DATA ENTRIES
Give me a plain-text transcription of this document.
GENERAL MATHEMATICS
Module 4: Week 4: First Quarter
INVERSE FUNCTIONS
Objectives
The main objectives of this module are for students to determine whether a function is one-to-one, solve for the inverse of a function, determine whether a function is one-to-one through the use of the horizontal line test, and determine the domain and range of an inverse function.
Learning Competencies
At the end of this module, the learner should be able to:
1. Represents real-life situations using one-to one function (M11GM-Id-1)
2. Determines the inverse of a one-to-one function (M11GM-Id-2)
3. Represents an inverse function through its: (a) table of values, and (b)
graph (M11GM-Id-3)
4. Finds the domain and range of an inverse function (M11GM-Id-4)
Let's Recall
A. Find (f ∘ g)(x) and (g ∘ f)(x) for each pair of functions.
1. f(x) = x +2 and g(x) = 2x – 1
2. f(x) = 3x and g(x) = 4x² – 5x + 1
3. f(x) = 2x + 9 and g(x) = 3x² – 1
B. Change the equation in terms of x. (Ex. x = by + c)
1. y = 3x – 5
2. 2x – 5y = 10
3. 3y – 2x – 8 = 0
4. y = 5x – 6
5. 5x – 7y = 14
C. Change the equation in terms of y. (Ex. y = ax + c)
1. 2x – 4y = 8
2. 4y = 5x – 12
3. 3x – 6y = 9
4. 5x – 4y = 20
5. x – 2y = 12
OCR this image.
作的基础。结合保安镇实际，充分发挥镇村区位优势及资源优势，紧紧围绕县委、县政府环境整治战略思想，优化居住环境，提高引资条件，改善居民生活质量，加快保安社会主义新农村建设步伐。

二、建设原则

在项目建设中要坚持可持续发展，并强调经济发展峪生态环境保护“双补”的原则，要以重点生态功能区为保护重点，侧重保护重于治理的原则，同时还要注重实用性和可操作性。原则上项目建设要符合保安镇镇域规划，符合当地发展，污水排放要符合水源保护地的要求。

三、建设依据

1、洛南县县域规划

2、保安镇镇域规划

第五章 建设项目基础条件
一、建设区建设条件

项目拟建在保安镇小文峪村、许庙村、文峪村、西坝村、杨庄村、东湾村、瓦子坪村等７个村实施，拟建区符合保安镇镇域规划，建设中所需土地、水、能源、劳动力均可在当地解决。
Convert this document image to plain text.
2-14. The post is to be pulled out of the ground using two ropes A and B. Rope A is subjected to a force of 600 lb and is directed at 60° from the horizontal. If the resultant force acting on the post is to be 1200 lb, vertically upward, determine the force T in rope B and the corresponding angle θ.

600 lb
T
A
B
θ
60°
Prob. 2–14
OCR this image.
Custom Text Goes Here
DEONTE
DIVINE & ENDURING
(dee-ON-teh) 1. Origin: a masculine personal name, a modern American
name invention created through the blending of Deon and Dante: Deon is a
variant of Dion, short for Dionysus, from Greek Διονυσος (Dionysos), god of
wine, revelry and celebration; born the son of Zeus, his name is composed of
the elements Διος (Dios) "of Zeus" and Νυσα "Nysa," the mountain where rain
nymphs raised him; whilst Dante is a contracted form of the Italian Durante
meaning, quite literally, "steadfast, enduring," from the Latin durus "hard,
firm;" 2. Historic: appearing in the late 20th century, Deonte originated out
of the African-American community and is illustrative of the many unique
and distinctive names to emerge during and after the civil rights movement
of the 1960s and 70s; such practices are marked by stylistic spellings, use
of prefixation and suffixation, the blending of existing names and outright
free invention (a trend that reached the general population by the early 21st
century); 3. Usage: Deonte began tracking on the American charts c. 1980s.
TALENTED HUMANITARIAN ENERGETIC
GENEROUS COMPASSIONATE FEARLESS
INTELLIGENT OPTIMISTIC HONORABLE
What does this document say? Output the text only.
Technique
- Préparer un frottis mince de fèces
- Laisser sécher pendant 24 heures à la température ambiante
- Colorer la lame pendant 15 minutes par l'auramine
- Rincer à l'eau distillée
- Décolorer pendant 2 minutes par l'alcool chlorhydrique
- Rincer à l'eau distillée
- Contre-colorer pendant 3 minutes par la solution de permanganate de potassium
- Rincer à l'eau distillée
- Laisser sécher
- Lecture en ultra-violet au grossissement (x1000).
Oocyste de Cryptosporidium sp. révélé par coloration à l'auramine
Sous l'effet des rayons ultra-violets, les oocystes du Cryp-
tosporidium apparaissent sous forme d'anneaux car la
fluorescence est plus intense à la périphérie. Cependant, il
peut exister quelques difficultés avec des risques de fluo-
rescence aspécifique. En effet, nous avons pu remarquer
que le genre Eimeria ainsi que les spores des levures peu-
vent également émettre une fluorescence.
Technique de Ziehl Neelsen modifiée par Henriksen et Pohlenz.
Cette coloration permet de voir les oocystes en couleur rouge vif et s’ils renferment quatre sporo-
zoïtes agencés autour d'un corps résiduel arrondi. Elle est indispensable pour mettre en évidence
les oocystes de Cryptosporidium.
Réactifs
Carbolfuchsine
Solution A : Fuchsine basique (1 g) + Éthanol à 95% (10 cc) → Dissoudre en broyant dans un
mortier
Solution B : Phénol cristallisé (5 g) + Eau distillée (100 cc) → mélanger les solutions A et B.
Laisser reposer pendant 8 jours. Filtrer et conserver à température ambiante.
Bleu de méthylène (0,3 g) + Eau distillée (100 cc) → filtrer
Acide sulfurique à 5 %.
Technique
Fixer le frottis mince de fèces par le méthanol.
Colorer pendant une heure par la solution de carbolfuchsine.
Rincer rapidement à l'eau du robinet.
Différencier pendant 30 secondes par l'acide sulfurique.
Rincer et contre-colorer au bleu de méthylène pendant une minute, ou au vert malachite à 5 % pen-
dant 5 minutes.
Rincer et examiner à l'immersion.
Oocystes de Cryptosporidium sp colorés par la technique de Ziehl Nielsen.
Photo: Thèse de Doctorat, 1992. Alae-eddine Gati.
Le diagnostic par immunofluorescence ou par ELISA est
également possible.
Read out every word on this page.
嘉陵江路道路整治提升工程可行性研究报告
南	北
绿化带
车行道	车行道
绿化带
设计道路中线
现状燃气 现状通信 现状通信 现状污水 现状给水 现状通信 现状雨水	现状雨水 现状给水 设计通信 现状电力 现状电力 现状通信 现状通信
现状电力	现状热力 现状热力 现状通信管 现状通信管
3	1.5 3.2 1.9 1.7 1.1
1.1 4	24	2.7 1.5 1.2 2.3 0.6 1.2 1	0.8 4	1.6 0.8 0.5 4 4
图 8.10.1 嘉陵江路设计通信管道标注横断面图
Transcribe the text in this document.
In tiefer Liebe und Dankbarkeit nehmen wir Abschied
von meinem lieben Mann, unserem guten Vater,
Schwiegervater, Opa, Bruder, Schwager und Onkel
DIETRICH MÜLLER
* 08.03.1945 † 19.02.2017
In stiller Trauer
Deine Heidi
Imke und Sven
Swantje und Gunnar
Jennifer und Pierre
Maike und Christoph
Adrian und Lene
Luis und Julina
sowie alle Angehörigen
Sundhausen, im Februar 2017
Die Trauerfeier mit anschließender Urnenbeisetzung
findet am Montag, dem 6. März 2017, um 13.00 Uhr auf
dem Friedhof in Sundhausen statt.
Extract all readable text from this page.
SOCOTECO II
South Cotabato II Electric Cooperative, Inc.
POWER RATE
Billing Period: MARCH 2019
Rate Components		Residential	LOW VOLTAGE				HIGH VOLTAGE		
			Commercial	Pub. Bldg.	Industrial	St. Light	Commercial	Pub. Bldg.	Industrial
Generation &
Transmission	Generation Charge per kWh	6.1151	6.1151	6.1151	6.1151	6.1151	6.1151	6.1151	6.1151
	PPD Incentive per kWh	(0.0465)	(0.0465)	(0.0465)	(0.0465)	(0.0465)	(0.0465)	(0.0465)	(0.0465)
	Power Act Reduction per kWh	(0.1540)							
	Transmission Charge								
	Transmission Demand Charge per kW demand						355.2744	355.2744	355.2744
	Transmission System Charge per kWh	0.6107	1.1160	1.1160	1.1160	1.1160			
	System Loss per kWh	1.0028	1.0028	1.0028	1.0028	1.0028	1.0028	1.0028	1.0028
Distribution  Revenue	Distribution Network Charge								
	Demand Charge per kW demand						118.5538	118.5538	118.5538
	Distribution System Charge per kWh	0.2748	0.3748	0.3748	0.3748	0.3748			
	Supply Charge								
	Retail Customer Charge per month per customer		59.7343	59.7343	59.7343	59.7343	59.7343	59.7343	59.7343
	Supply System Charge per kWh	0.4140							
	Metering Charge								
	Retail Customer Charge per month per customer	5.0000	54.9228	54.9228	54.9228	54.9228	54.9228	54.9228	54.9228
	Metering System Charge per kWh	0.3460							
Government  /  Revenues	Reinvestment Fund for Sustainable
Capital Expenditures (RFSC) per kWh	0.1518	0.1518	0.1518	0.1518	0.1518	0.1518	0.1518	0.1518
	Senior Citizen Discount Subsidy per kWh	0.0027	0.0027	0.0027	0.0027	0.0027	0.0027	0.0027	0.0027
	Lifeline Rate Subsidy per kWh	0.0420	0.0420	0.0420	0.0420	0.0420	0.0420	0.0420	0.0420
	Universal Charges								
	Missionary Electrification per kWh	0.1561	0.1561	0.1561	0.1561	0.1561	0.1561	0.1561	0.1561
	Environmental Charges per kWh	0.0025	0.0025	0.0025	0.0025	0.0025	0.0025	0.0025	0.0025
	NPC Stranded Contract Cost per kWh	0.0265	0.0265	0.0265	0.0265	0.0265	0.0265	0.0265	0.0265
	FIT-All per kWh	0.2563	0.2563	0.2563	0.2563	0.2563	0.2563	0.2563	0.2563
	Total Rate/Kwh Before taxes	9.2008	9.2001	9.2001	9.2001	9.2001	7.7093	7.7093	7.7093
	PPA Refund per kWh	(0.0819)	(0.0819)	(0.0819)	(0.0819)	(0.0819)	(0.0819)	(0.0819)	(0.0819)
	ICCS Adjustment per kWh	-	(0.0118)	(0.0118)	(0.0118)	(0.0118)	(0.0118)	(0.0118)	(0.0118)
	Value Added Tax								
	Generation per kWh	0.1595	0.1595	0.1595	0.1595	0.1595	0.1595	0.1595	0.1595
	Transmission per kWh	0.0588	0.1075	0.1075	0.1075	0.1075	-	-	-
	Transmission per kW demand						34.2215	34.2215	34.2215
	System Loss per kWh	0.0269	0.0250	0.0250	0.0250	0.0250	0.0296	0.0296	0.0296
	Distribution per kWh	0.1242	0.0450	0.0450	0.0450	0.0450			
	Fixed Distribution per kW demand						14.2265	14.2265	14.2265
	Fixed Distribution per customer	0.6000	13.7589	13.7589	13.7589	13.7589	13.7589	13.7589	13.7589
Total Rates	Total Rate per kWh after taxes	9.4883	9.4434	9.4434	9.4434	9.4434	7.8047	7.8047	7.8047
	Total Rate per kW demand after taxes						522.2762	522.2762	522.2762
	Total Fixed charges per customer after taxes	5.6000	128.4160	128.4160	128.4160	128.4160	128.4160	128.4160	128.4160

WHAT IS REQUIRED
Show, from the listing above, each line that contains the word "terms".

COMPLETED EXERCISE
B. Change the equation in terms of x. (Ex. x = by + c)
C. Change the equation in terms of y. (Ex. y = ax + c)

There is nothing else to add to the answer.